start Input records

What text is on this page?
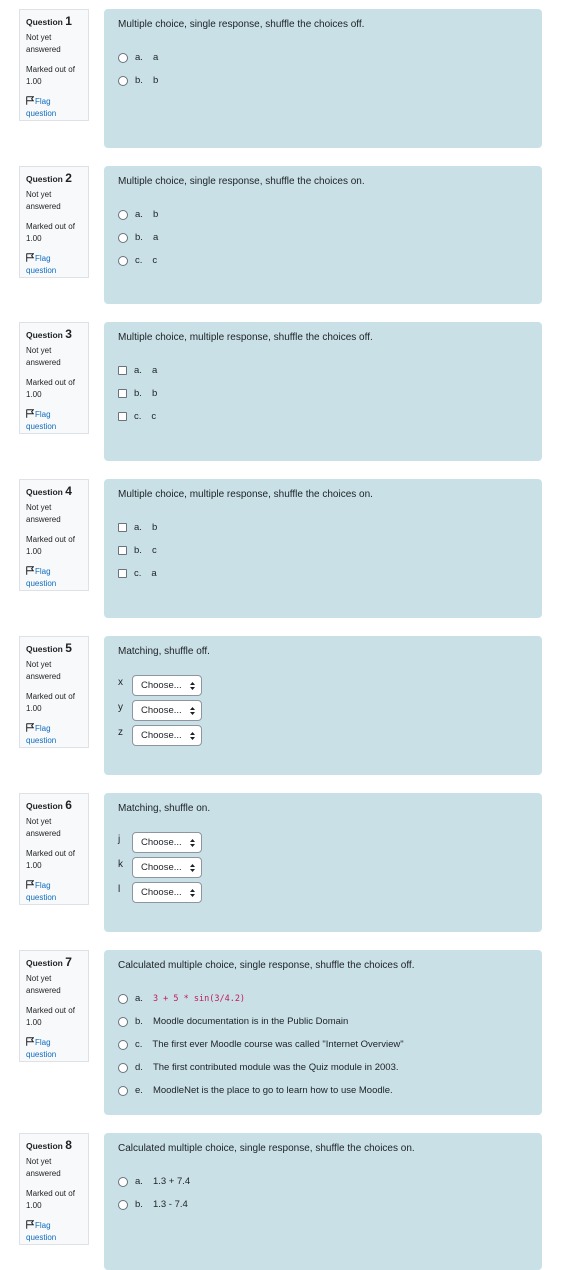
Question 1
Not yet answered
Marked out of 1.00
Flag question
Multiple choice, single response, shuffle the choices off.
a. a
b. b
Question 2
Not yet answered
Marked out of 1.00
Flag question
Multiple choice, single response, shuffle the choices on.
a. b
b. a
c. c
Question 3
Not yet answered
Marked out of 1.00
Flag question
Multiple choice, multiple response, shuffle the choices off.
a. a
b. b
c. c
Question 4
Not yet answered
Marked out of 1.00
Flag question
Multiple choice, multiple response, shuffle the choices on.
a. b
b. c
c. a
Question 5
Not yet answered
Marked out of 1.00
Flag question
Matching, shuffle off.
x	Choose...
y	Choose...
z	Choose...
Question 6
Not yet answered
Marked out of 1.00
Flag question
Matching, shuffle on.
j	Choose...
k	Choose...
l	Choose...
Question 7
Not yet answered
Marked out of 1.00
Flag question
Calculated multiple choice, single response, shuffle the choices off.
a. 3 + 5 * sin(3/4.2)
b. Moodle documentation is in the Public Domain
c. The first ever Moodle course was called "Internet Overview"
d. The first contributed module was the Quiz module in 2003.
e. MoodleNet is the place to go to learn how to use Moodle.
Question 8
Not yet answered
Marked out of 1.00
Flag question
Calculated multiple choice, single response, shuffle the choices on.
a. 1.3 + 7.4
b. 1.3 - 7.4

end Input records

- **Prompt**
Copy each line above precisely, dropping the pictures.

- **Solution**
What text is on this page?
Question 1
Not yet answered
Marked out of 1.00
Flag question
Multiple choice, single response, shuffle the choices off.
a. a
b. b
Question 2
Not yet answered
Marked out of 1.00
Flag question
Multiple choice, single response, shuffle the choices on.
a. b
b. a
c. c
Question 3
Not yet answered
Marked out of 1.00
Flag question
Multiple choice, multiple response, shuffle the choices off.
a. a
b. b
c. c
Question 4
Not yet answered
Marked out of 1.00
Flag question
Multiple choice, multiple response, shuffle the choices on.
a. b
b. c
c. a
Question 5
Not yet answered
Marked out of 1.00
Flag question
Matching, shuffle off.
x	Choose...
y	Choose...
z	Choose...
Question 6
Not yet answered
Marked out of 1.00
Flag question
Matching, shuffle on.
j	Choose...
k	Choose...
l	Choose...
Question 7
Not yet answered
Marked out of 1.00
Flag question
Calculated multiple choice, single response, shuffle the choices off.
a. 3 + 5 * sin(3/4.2)
b. Moodle documentation is in the Public Domain
c. The first ever Moodle course was called "Internet Overview"
d. The first contributed module was the Quiz module in 2003.
e. MoodleNet is the place to go to learn how to use Moodle.
Question 8
Not yet answered
Marked out of 1.00
Flag question
Calculated multiple choice, single response, shuffle the choices on.
a. 1.3 + 7.4
b. 1.3 - 7.4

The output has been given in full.